Go through the listing below and gather every line with the word "label".

Data rows:
**********

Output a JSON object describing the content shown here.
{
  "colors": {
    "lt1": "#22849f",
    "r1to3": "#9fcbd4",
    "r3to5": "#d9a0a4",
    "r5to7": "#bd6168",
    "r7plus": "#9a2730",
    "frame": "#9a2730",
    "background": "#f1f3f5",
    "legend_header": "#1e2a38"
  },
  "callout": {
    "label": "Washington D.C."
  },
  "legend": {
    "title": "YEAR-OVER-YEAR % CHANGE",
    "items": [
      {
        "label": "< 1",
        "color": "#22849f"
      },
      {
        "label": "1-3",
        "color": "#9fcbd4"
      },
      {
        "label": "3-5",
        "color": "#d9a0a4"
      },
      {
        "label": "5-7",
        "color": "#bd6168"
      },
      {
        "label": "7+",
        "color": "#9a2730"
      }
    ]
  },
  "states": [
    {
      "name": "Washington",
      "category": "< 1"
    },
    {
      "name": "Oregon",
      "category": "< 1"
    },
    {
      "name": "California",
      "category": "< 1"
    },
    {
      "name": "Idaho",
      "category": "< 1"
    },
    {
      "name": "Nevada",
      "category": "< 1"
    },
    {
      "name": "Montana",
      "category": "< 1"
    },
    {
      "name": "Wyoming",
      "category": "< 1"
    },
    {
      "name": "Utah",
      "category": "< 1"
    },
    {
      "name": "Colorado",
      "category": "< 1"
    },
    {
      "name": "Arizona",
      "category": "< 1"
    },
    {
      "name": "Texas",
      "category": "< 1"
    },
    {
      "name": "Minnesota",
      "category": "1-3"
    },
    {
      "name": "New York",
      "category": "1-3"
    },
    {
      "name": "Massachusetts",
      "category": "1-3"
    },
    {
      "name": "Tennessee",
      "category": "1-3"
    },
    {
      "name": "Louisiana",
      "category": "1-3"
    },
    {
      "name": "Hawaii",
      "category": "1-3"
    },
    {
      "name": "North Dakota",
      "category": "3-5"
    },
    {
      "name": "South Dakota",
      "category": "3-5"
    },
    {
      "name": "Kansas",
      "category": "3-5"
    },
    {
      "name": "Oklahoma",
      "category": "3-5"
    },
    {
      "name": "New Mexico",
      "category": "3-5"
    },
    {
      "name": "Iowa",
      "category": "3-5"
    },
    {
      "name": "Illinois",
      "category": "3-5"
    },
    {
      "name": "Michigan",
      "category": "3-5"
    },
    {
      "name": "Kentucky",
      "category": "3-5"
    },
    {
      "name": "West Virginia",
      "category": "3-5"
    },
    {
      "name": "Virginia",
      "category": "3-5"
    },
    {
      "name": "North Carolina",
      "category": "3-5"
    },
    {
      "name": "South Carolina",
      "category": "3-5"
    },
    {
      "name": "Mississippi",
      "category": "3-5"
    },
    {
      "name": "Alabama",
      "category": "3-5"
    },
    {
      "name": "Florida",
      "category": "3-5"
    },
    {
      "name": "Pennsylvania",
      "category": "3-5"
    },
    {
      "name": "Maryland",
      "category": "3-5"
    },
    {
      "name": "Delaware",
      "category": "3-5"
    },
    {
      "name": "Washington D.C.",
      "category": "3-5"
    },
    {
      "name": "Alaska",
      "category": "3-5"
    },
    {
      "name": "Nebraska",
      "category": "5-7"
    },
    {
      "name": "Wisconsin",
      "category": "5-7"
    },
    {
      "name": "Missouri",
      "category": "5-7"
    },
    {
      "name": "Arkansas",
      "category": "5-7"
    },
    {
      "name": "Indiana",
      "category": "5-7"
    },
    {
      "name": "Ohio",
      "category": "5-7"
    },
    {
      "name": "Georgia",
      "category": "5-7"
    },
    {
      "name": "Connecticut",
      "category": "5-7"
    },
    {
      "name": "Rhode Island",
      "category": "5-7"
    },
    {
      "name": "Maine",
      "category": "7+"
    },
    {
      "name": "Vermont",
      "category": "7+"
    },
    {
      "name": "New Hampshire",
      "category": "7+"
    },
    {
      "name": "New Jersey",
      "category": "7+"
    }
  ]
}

**********

Correct output:
    "label": "Washington D.C."
        "label": "< 1",
        "label": "1-3",
        "label": "3-5",
        "label": "5-7",
        "label": "7+",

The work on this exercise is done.